Required task ▸
In the entries below, count each line holding the word "name". Answer with the total alone.

Figure contents as structured data:
·····

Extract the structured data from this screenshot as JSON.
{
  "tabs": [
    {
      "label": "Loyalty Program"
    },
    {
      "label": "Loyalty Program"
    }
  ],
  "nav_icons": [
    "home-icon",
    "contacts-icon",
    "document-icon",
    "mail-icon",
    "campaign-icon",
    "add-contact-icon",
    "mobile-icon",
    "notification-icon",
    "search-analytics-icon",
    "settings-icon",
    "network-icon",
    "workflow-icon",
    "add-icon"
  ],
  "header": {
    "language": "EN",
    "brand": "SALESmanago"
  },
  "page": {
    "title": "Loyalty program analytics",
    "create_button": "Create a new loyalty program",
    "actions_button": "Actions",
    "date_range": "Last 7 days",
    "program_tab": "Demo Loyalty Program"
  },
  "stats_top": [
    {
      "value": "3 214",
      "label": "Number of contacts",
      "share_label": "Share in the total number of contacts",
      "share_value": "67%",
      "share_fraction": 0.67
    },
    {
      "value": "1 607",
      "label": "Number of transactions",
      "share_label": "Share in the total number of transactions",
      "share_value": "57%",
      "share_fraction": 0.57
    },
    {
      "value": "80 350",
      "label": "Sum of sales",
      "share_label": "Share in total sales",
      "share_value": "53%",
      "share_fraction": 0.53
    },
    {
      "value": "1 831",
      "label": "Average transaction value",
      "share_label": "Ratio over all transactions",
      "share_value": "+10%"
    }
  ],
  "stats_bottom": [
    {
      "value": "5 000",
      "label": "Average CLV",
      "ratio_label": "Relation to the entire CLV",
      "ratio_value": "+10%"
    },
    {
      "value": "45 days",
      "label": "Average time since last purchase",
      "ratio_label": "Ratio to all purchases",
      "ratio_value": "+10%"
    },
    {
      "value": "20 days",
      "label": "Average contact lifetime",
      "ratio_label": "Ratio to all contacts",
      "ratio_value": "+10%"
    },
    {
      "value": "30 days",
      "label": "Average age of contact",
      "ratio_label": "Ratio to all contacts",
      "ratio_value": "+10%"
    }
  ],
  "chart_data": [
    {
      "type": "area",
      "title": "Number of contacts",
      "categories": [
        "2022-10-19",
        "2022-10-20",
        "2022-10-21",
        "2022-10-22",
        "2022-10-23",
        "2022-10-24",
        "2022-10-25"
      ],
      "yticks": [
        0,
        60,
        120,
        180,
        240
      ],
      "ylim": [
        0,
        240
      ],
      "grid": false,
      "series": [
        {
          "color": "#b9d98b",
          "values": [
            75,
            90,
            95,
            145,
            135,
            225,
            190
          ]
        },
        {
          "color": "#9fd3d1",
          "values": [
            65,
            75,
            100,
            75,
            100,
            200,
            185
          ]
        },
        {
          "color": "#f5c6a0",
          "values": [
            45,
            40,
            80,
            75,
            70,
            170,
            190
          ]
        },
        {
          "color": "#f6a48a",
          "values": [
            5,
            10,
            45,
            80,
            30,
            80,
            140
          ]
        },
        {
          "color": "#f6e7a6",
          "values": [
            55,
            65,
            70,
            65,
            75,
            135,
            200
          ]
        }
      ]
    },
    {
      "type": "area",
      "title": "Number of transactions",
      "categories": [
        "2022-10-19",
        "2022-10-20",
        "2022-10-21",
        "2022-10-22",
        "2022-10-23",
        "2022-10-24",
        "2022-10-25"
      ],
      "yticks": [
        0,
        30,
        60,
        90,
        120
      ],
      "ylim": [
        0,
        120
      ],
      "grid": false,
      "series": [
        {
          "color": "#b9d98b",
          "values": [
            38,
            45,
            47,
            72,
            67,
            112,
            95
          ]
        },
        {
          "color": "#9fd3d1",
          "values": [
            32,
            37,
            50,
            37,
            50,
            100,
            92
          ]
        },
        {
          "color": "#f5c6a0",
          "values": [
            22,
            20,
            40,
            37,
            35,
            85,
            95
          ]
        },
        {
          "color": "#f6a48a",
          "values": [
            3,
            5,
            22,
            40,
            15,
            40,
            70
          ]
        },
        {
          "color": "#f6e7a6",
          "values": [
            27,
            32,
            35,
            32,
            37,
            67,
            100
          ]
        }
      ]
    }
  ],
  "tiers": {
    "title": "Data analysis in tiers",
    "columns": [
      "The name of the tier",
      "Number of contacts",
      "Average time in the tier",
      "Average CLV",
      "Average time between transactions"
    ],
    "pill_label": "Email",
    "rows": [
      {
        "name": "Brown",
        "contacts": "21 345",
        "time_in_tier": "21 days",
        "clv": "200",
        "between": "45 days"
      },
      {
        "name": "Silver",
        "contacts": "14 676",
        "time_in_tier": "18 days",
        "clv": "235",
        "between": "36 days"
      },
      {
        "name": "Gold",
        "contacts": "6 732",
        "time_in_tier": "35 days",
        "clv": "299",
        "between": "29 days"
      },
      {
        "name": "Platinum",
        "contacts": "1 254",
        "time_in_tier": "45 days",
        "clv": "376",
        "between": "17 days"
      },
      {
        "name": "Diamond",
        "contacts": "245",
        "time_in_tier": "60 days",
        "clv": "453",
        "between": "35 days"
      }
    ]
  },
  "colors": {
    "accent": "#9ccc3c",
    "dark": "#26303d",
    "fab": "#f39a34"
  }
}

·····

Full answer ▸
6